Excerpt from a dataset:
..........
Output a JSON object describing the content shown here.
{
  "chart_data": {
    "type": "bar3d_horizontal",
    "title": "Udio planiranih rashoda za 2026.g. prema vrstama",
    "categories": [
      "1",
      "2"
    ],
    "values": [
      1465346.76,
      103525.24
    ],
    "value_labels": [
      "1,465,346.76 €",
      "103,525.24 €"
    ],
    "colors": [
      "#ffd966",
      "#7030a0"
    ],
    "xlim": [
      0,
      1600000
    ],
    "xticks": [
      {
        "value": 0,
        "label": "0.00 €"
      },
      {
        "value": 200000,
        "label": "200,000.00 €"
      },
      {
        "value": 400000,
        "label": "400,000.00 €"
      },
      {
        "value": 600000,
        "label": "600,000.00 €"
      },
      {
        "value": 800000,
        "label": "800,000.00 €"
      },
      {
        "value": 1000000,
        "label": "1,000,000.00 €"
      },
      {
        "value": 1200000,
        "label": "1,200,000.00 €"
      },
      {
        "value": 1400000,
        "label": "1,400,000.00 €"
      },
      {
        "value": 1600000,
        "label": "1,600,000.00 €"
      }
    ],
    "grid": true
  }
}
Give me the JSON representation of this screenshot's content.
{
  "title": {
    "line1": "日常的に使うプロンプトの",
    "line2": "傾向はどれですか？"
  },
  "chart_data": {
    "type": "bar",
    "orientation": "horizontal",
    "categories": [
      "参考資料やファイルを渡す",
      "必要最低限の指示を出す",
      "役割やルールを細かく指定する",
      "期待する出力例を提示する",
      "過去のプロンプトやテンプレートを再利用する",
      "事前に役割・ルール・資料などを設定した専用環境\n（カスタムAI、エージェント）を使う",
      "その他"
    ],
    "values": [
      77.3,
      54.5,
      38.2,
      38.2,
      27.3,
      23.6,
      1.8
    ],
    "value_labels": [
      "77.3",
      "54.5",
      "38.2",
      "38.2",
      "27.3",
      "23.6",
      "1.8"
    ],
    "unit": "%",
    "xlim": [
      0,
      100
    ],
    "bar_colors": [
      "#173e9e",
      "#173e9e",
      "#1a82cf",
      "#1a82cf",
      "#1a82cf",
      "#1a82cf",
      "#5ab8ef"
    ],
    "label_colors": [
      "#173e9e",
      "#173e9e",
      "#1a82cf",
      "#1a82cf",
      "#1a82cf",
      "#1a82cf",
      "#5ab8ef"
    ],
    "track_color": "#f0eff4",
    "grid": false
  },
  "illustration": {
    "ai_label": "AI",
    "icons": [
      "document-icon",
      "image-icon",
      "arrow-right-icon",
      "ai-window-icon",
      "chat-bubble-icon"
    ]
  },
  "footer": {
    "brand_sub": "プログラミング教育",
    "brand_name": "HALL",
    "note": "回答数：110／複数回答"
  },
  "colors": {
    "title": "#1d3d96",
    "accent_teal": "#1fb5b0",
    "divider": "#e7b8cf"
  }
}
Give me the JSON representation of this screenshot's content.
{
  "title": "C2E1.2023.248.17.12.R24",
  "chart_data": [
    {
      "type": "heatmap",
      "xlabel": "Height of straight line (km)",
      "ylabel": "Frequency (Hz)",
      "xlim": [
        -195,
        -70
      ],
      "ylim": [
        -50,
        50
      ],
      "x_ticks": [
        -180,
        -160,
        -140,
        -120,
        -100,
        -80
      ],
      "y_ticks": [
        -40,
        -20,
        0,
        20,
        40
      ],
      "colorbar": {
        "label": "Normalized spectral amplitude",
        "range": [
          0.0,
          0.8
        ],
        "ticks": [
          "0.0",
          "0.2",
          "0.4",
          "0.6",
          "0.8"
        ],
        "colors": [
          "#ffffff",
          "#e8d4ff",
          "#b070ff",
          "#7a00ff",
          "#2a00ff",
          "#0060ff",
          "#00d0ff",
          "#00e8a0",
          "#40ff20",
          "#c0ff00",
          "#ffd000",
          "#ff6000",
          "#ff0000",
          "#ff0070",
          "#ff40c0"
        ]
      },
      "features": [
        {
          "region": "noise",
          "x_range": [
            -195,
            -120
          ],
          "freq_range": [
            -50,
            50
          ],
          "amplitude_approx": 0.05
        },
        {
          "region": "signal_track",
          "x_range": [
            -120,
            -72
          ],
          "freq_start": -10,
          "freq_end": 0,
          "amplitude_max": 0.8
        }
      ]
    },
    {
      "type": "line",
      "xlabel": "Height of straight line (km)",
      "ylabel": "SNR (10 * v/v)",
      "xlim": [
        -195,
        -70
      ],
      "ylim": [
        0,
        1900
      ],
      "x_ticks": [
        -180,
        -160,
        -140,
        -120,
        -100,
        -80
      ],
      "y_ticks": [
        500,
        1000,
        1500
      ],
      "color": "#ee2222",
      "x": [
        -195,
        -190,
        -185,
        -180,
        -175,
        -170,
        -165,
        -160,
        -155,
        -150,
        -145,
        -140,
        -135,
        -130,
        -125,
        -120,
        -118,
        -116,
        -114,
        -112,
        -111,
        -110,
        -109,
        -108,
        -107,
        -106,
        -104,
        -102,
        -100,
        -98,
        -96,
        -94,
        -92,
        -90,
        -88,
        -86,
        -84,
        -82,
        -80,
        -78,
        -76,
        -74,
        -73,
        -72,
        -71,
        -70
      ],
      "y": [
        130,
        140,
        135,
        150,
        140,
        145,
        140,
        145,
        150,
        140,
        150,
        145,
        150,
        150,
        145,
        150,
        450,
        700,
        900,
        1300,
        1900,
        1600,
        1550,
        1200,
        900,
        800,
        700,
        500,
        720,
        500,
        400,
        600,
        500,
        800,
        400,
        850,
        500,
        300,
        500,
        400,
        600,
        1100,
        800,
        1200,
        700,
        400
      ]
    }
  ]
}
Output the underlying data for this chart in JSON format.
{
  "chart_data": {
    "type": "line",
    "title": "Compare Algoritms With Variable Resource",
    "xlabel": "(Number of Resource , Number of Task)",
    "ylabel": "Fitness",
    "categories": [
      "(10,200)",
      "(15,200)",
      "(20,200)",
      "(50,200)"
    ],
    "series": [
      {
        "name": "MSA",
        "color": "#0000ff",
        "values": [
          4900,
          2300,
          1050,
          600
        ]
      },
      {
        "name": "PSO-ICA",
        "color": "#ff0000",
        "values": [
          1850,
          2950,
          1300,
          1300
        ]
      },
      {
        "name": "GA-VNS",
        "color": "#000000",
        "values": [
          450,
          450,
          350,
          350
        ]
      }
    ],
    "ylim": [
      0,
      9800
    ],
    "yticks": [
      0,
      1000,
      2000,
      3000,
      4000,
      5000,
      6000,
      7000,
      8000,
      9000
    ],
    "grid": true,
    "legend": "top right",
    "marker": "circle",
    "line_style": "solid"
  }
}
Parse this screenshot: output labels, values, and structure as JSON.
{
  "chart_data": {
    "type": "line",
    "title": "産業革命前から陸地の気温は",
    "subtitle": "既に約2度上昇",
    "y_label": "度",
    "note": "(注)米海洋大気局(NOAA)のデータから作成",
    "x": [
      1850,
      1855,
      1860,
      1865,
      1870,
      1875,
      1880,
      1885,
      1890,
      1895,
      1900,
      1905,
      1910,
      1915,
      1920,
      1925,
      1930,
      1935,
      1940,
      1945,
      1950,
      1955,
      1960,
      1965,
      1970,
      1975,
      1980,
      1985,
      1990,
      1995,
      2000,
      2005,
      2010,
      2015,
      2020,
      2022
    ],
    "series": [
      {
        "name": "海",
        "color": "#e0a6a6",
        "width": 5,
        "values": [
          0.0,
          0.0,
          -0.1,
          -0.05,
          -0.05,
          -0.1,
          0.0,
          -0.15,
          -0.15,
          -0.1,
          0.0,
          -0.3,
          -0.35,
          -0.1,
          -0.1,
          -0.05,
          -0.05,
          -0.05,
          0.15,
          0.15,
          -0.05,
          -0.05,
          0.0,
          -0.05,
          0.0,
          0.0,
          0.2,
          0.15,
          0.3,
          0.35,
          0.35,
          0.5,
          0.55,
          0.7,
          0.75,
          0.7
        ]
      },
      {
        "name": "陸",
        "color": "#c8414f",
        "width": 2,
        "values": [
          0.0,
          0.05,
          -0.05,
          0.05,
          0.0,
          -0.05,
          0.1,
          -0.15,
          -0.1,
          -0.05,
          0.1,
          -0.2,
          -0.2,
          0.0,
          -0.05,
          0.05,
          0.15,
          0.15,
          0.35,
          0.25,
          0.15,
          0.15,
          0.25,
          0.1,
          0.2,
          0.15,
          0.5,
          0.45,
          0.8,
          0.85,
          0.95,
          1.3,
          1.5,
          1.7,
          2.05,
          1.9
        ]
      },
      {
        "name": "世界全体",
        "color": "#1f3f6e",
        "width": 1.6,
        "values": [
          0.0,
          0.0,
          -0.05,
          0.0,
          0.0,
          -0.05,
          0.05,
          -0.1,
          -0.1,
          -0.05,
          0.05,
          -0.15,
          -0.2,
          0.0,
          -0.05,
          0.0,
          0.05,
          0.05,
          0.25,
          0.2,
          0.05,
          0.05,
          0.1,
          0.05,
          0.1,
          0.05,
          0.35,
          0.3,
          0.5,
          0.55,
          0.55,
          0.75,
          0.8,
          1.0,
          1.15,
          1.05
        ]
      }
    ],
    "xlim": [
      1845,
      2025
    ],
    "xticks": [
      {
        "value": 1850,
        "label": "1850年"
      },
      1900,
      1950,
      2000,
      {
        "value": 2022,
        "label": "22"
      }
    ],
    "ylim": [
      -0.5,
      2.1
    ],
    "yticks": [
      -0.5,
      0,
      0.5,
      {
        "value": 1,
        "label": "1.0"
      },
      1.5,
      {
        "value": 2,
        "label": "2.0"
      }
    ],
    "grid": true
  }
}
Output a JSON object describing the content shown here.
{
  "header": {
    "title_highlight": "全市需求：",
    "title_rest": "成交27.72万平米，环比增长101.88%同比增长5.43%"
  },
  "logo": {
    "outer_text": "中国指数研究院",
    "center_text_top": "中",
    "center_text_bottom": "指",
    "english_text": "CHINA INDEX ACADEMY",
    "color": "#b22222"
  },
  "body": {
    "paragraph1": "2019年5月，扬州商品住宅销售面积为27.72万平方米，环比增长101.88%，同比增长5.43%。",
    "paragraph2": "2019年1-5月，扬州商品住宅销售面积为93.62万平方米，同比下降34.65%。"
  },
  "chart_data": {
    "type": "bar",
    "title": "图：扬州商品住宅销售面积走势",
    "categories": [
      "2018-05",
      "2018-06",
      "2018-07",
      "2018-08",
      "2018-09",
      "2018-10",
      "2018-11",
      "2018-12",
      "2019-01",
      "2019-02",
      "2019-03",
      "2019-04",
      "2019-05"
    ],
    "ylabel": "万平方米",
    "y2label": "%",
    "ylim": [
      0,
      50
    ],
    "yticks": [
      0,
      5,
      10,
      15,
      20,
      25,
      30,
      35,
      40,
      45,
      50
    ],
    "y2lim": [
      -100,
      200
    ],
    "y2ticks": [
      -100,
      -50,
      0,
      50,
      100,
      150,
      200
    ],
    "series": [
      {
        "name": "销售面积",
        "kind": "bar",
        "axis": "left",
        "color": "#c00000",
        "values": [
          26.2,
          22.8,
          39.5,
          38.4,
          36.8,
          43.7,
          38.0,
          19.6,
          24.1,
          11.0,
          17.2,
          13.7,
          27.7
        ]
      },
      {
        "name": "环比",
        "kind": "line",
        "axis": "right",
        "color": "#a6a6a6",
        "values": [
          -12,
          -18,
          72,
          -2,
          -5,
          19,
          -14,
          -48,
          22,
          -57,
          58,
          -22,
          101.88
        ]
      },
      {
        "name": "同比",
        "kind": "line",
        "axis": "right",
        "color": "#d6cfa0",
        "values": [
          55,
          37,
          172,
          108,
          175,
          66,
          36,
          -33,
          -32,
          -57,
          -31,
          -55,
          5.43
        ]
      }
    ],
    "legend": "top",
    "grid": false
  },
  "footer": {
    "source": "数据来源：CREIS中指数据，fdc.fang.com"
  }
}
..........
• [EXERCISE GOAL] Say the number of lines in the records above that include the string "right", and no more.

• [EXERCISE RESPONSE] 4